### [Goal]
Copy each line of the data below with the word "Proved".

### [Records for the task]

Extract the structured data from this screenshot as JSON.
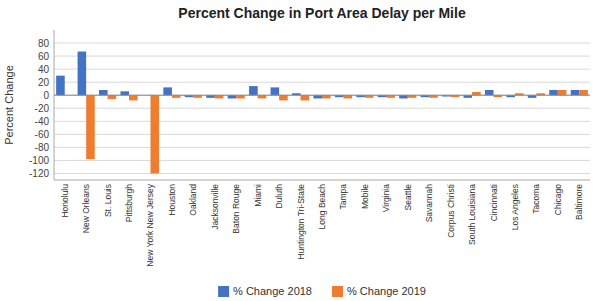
{
  "chart_data": {
    "type": "bar",
    "title": "Percent Change in Port Area Delay per Mile",
    "ylabel": "Percent Change",
    "categories": [
      "Honolulu",
      "New Orleans",
      "St. Louis",
      "Pittsburgh",
      "New York New Jersey",
      "Houston",
      "Oakland",
      "Jacksonville",
      "Baton Rouge",
      "Miami",
      "Duluth",
      "Huntington Tri-State",
      "Long Beach",
      "Tampa",
      "Mobile",
      "Virginia",
      "Seattle",
      "Savannah",
      "Corpus Christi",
      "South Louisiana",
      "Cincinnati",
      "Los Angeles",
      "Tacoma",
      "Chicago",
      "Baltimore"
    ],
    "series": [
      {
        "name": "% Change 2018",
        "color": "#4472C4",
        "values": [
          30,
          67,
          8,
          6,
          null,
          12,
          -3,
          -4,
          -5,
          14,
          12,
          3,
          -5,
          -3,
          -3,
          -3,
          -5,
          -3,
          -2,
          -4,
          8,
          -3,
          -4,
          8,
          8
        ]
      },
      {
        "name": "% Change 2019",
        "color": "#ED7D31",
        "values": [
          null,
          -98,
          -6,
          -8,
          -120,
          -4,
          -4,
          -5,
          -5,
          -5,
          -8,
          -8,
          -5,
          -5,
          -4,
          -4,
          -4,
          -4,
          -3,
          5,
          -3,
          3,
          3,
          8,
          8
        ]
      }
    ],
    "ylim": [
      -130,
      100
    ],
    "yticks": [
      -120,
      -100,
      -80,
      -60,
      -40,
      -20,
      0,
      20,
      40,
      60,
      80
    ],
    "grid": true,
    "legend": "bottom"
  }
}
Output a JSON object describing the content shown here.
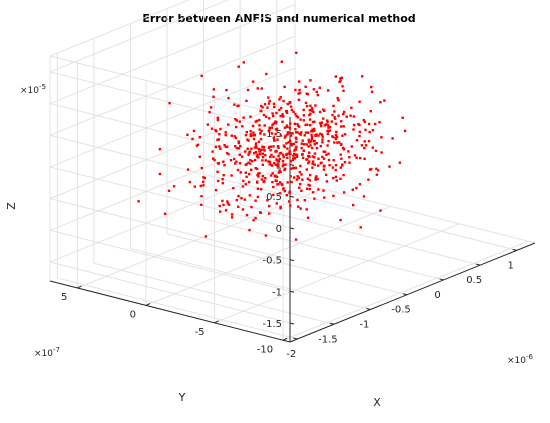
{
  "chart_data": {
    "type": "scatter",
    "projection": "3d",
    "title": "Error between ANFIS and numerical method",
    "xlabel": "X",
    "ylabel": "Y",
    "zlabel": "Z",
    "grid": true,
    "marker_color": "#ff0000",
    "x_axis": {
      "multiplier": "×10",
      "exponent": "-6",
      "range": [
        -2.1,
        1.25
      ],
      "ticks": [
        -2,
        -1.5,
        -1,
        -0.5,
        0,
        0.5,
        1
      ],
      "tick_labels": [
        "-2",
        "-1.5",
        "-1",
        "-0.5",
        "0",
        "0.5",
        "1"
      ]
    },
    "y_axis": {
      "multiplier": "×10",
      "exponent": "-7",
      "range": [
        -10.5,
        7
      ],
      "ticks": [
        -10,
        -5,
        0,
        5
      ],
      "tick_labels": [
        "-10",
        "-5",
        "0",
        "5"
      ]
    },
    "z_axis": {
      "multiplier": "×10",
      "exponent": "-5",
      "range": [
        -1.8,
        1.75
      ],
      "ticks": [
        -1.5,
        -1,
        -0.5,
        0,
        0.5,
        1,
        1.5
      ],
      "tick_labels": [
        "-1.5",
        "-1",
        "-0.5",
        "0",
        "0.5",
        "1",
        "1.5"
      ]
    },
    "point_count": 700,
    "distribution": "approximately normal, centred near x=-0.5e-6, y=-2e-7, z=0"
  }
}
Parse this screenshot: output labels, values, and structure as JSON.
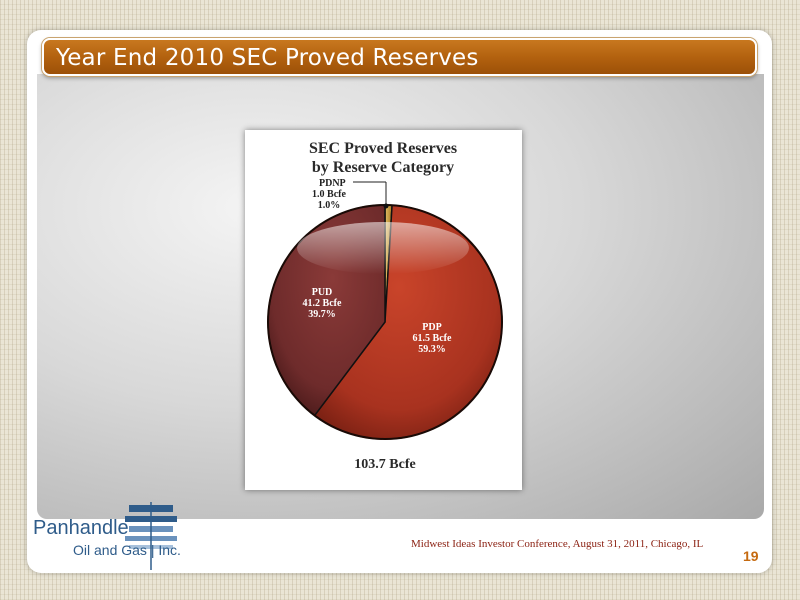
{
  "slide": {
    "title": "Year End 2010 SEC Proved Reserves",
    "footer": "Midwest Ideas Investor Conference, August 31, 2011, Chicago, IL",
    "page_number": "19"
  },
  "logo": {
    "line1": "Panhandle",
    "line2": "Oil and Gas",
    "line3": "Inc."
  },
  "colors": {
    "title_bar": "#b3620f",
    "pdp": "#a8321f",
    "pud": "#6e2b2b",
    "pdnp": "#c49a3a",
    "footer_text": "#8a1f10",
    "page_number": "#c56a10",
    "logo_blue": "#2f5c8a"
  },
  "chart_data": {
    "type": "pie",
    "title_line1": "SEC Proved Reserves",
    "title_line2": "by Reserve Category",
    "total_label": "103.7 Bcfe",
    "slices": [
      {
        "name": "PDNP",
        "value_label": "1.0 Bcfe",
        "percent_label": "1.0%",
        "value": 1.0,
        "percent": 1.0
      },
      {
        "name": "PDP",
        "value_label": "61.5 Bcfe",
        "percent_label": "59.3%",
        "value": 61.5,
        "percent": 59.3
      },
      {
        "name": "PUD",
        "value_label": "41.2 Bcfe",
        "percent_label": "39.7%",
        "value": 41.2,
        "percent": 39.7
      }
    ]
  }
}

### [The result]
    "title": "Year End 2010 SEC Proved Reserves",
    "title_line1": "SEC Proved Reserves",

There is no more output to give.